### TASK TO COMPLETE:
Look through the data below and work out how many lines contain the string "color". Give the number alone.
[start of SUPPLIED MATERIAL]
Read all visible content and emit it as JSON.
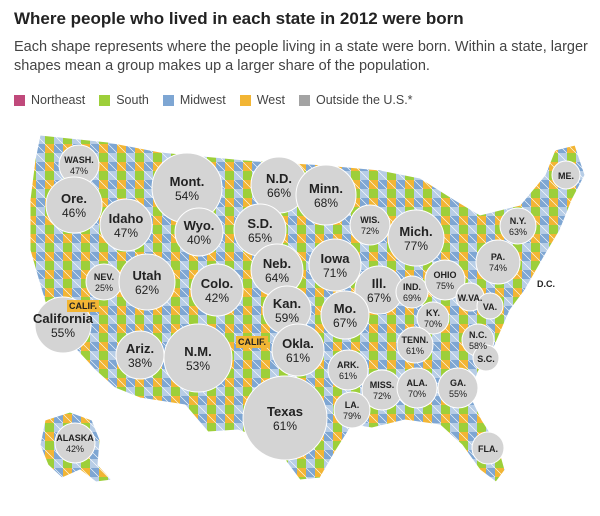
{
  "title": "Where people who lived in each state in 2012 were born",
  "subtitle": "Each shape represents where the people living in a state were born. Within a state, larger shapes mean a group makes up a larger share of the population.",
  "legend": [
    {
      "label": "Northeast",
      "color": "#c0497b"
    },
    {
      "label": "South",
      "color": "#9dcf3a"
    },
    {
      "label": "Midwest",
      "color": "#7ea6d3"
    },
    {
      "label": "West",
      "color": "#f2b534"
    },
    {
      "label": "Outside the U.S.*",
      "color": "#a3a3a3"
    }
  ],
  "states": [
    {
      "abbr": "WASH.",
      "pct": "47%"
    },
    {
      "abbr": "Ore.",
      "pct": "46%"
    },
    {
      "abbr": "Idaho",
      "pct": "47%"
    },
    {
      "abbr": "Mont.",
      "pct": "54%"
    },
    {
      "abbr": "Wyo.",
      "pct": "40%"
    },
    {
      "abbr": "N.D.",
      "pct": "66%"
    },
    {
      "abbr": "Minn.",
      "pct": "68%"
    },
    {
      "abbr": "S.D.",
      "pct": "65%"
    },
    {
      "abbr": "WIS.",
      "pct": "72%"
    },
    {
      "abbr": "Mich.",
      "pct": "77%"
    },
    {
      "abbr": "ME.",
      "pct": ""
    },
    {
      "abbr": "N.Y.",
      "pct": "63%"
    },
    {
      "abbr": "NEV.",
      "pct": "25%"
    },
    {
      "abbr": "Utah",
      "pct": "62%"
    },
    {
      "abbr": "Colo.",
      "pct": "42%"
    },
    {
      "abbr": "Neb.",
      "pct": "64%"
    },
    {
      "abbr": "Iowa",
      "pct": "71%"
    },
    {
      "abbr": "Ill.",
      "pct": "67%"
    },
    {
      "abbr": "IND.",
      "pct": "69%"
    },
    {
      "abbr": "OHIO",
      "pct": "75%"
    },
    {
      "abbr": "PA.",
      "pct": "74%"
    },
    {
      "abbr": "California",
      "pct": "55%"
    },
    {
      "abbr": "Kan.",
      "pct": "59%"
    },
    {
      "abbr": "Mo.",
      "pct": "67%"
    },
    {
      "abbr": "KY.",
      "pct": "70%"
    },
    {
      "abbr": "W.VA.",
      "pct": ""
    },
    {
      "abbr": "VA.",
      "pct": ""
    },
    {
      "abbr": "D.C.",
      "pct": ""
    },
    {
      "abbr": "Ariz.",
      "pct": "38%"
    },
    {
      "abbr": "N.M.",
      "pct": "53%"
    },
    {
      "abbr": "Okla.",
      "pct": "61%"
    },
    {
      "abbr": "TENN.",
      "pct": "61%"
    },
    {
      "abbr": "N.C.",
      "pct": "58%"
    },
    {
      "abbr": "S.C.",
      "pct": ""
    },
    {
      "abbr": "ARK.",
      "pct": "61%"
    },
    {
      "abbr": "MISS.",
      "pct": "72%"
    },
    {
      "abbr": "ALA.",
      "pct": "70%"
    },
    {
      "abbr": "GA.",
      "pct": "55%"
    },
    {
      "abbr": "Texas",
      "pct": "61%"
    },
    {
      "abbr": "LA.",
      "pct": "79%"
    },
    {
      "abbr": "FLA.",
      "pct": ""
    },
    {
      "abbr": "ALASKA",
      "pct": "42%"
    }
  ],
  "inset_labels": [
    "CALIF.",
    "CALIF."
  ]
}
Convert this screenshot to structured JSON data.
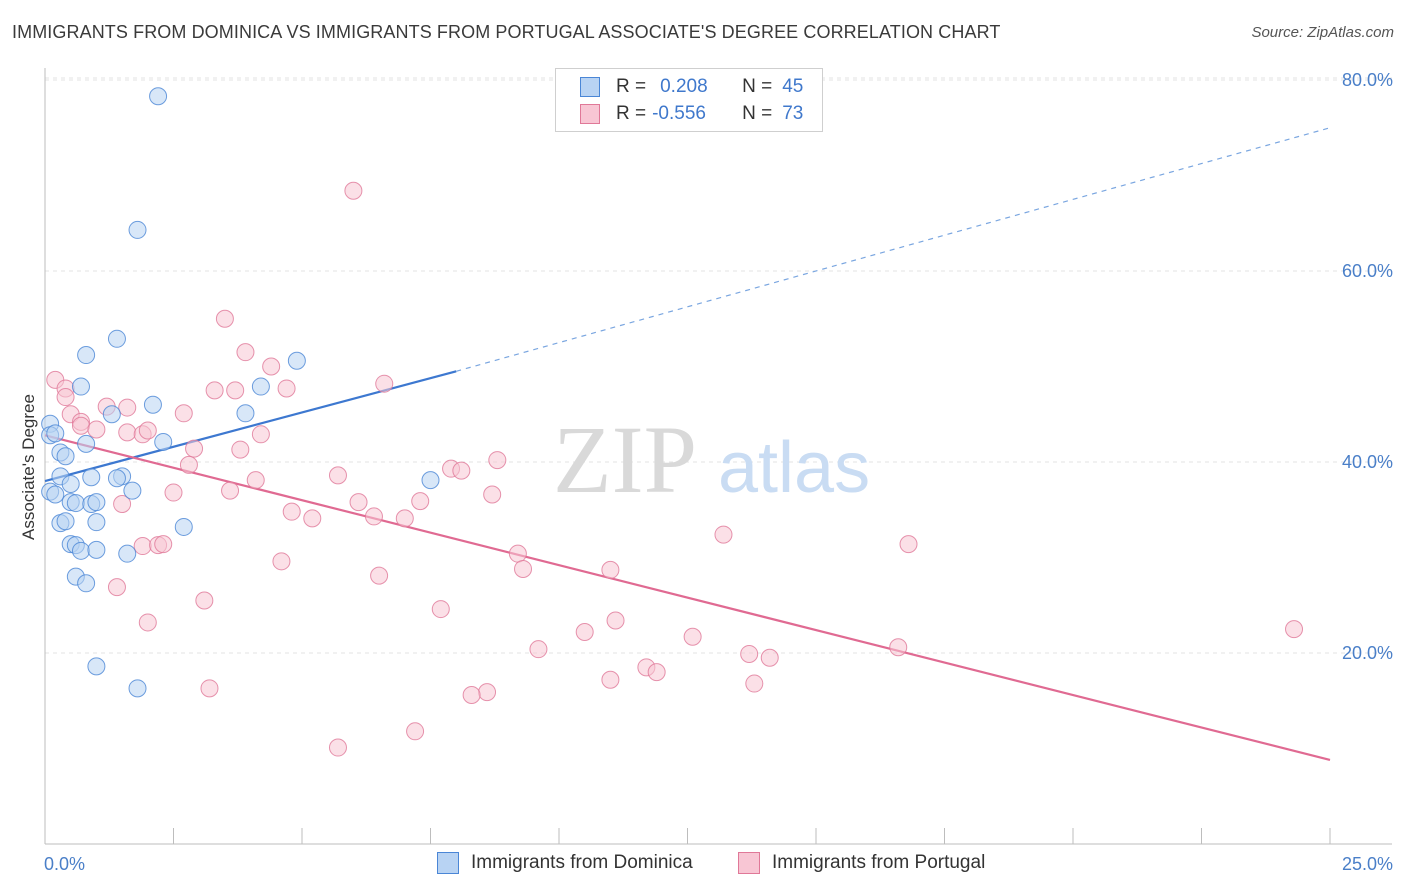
{
  "title": "IMMIGRANTS FROM DOMINICA VS IMMIGRANTS FROM PORTUGAL ASSOCIATE'S DEGREE CORRELATION CHART",
  "source": "Source: ZipAtlas.com",
  "watermark": {
    "zip": "ZIP",
    "atlas": "atlas"
  },
  "legend": {
    "r_label": "R =",
    "n_label": "N =",
    "series": [
      {
        "r": "0.208",
        "n": "45",
        "color": "#4a86d6",
        "fill": "#b8d3f3"
      },
      {
        "r": "-0.556",
        "n": "73",
        "color": "#e07898",
        "fill": "#f8c6d4"
      }
    ]
  },
  "bottom_legend": [
    "Immigrants from Dominica",
    "Immigrants from Portugal"
  ],
  "chart_data": {
    "type": "scatter",
    "title": "IMMIGRANTS FROM DOMINICA VS IMMIGRANTS FROM PORTUGAL ASSOCIATE'S DEGREE CORRELATION CHART",
    "xlabel": "",
    "ylabel": "Associate's Degree",
    "xlim": [
      0,
      25
    ],
    "ylim": [
      0,
      80
    ],
    "x_tick_labels": [
      "0.0%",
      "25.0%"
    ],
    "y_tick_labels": [
      "20.0%",
      "40.0%",
      "60.0%",
      "80.0%"
    ],
    "y_ticks": [
      20,
      40,
      60,
      80
    ],
    "grid": true,
    "series": [
      {
        "name": "Immigrants from Dominica",
        "color": "#4a86d6",
        "fill": "#b8d3f3",
        "points": [
          [
            2.2,
            78.3
          ],
          [
            1.8,
            64.3
          ],
          [
            1.4,
            52.9
          ],
          [
            0.8,
            51.2
          ],
          [
            4.9,
            50.6
          ],
          [
            0.7,
            47.9
          ],
          [
            4.2,
            47.9
          ],
          [
            2.1,
            46.0
          ],
          [
            1.3,
            45.0
          ],
          [
            3.9,
            45.1
          ],
          [
            0.1,
            44.0
          ],
          [
            0.1,
            42.8
          ],
          [
            0.2,
            43.0
          ],
          [
            0.8,
            41.9
          ],
          [
            2.3,
            42.1
          ],
          [
            0.3,
            41.0
          ],
          [
            0.4,
            40.6
          ],
          [
            0.3,
            38.5
          ],
          [
            0.9,
            38.4
          ],
          [
            1.5,
            38.5
          ],
          [
            1.4,
            38.3
          ],
          [
            7.5,
            38.1
          ],
          [
            0.5,
            37.7
          ],
          [
            1.7,
            37.0
          ],
          [
            0.1,
            36.9
          ],
          [
            0.2,
            36.6
          ],
          [
            0.5,
            35.8
          ],
          [
            0.6,
            35.7
          ],
          [
            0.9,
            35.6
          ],
          [
            1.0,
            35.8
          ],
          [
            0.3,
            33.6
          ],
          [
            0.4,
            33.8
          ],
          [
            1.0,
            33.7
          ],
          [
            2.7,
            33.2
          ],
          [
            0.5,
            31.4
          ],
          [
            0.6,
            31.3
          ],
          [
            0.7,
            30.7
          ],
          [
            1.0,
            30.8
          ],
          [
            1.6,
            30.4
          ],
          [
            0.6,
            28.0
          ],
          [
            0.8,
            27.3
          ],
          [
            1.0,
            18.6
          ],
          [
            1.8,
            16.3
          ]
        ],
        "trend": {
          "x0": 0,
          "y0": 38.0,
          "x1": 8.0,
          "y1": 49.5,
          "dash_to": {
            "x": 25,
            "y": 75.0
          }
        }
      },
      {
        "name": "Immigrants from Portugal",
        "color": "#e07898",
        "fill": "#f8c6d4",
        "points": [
          [
            6.0,
            68.4
          ],
          [
            3.5,
            55.0
          ],
          [
            3.9,
            51.5
          ],
          [
            4.4,
            50.0
          ],
          [
            0.2,
            48.6
          ],
          [
            0.4,
            47.7
          ],
          [
            0.4,
            46.8
          ],
          [
            3.3,
            47.5
          ],
          [
            3.7,
            47.5
          ],
          [
            4.7,
            47.7
          ],
          [
            6.6,
            48.2
          ],
          [
            1.6,
            45.7
          ],
          [
            2.7,
            45.1
          ],
          [
            0.5,
            45.0
          ],
          [
            0.7,
            44.2
          ],
          [
            1.6,
            43.1
          ],
          [
            1.9,
            42.9
          ],
          [
            2.0,
            43.3
          ],
          [
            4.2,
            42.9
          ],
          [
            1.2,
            45.8
          ],
          [
            0.7,
            43.8
          ],
          [
            1.0,
            43.4
          ],
          [
            2.9,
            41.4
          ],
          [
            3.8,
            41.3
          ],
          [
            8.8,
            40.2
          ],
          [
            2.8,
            39.7
          ],
          [
            7.9,
            39.3
          ],
          [
            8.1,
            39.1
          ],
          [
            5.7,
            38.6
          ],
          [
            4.1,
            38.1
          ],
          [
            3.6,
            37.0
          ],
          [
            2.5,
            36.8
          ],
          [
            8.7,
            36.6
          ],
          [
            6.1,
            35.8
          ],
          [
            7.3,
            35.9
          ],
          [
            1.5,
            35.6
          ],
          [
            4.8,
            34.8
          ],
          [
            5.2,
            34.1
          ],
          [
            6.4,
            34.3
          ],
          [
            7.0,
            34.1
          ],
          [
            13.2,
            32.4
          ],
          [
            16.8,
            31.4
          ],
          [
            1.9,
            31.2
          ],
          [
            2.2,
            31.3
          ],
          [
            2.3,
            31.4
          ],
          [
            9.2,
            30.4
          ],
          [
            4.6,
            29.6
          ],
          [
            9.3,
            28.8
          ],
          [
            11.0,
            28.7
          ],
          [
            6.5,
            28.1
          ],
          [
            1.4,
            26.9
          ],
          [
            3.1,
            25.5
          ],
          [
            7.7,
            24.6
          ],
          [
            2.0,
            23.2
          ],
          [
            11.1,
            23.4
          ],
          [
            10.5,
            22.2
          ],
          [
            12.6,
            21.7
          ],
          [
            9.6,
            20.4
          ],
          [
            16.6,
            20.6
          ],
          [
            13.7,
            19.9
          ],
          [
            14.1,
            19.5
          ],
          [
            11.7,
            18.5
          ],
          [
            11.9,
            18.0
          ],
          [
            11.0,
            17.2
          ],
          [
            13.8,
            16.8
          ],
          [
            3.2,
            16.3
          ],
          [
            8.6,
            15.9
          ],
          [
            8.3,
            15.6
          ],
          [
            24.3,
            22.5
          ],
          [
            5.7,
            10.1
          ],
          [
            7.2,
            11.8
          ]
        ],
        "trend": {
          "x0": 0,
          "y0": 42.8,
          "x1": 25,
          "y1": 8.8
        }
      }
    ]
  }
}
[end of SUPPLIED MATERIAL]
### EXERCISE ANSWER:
9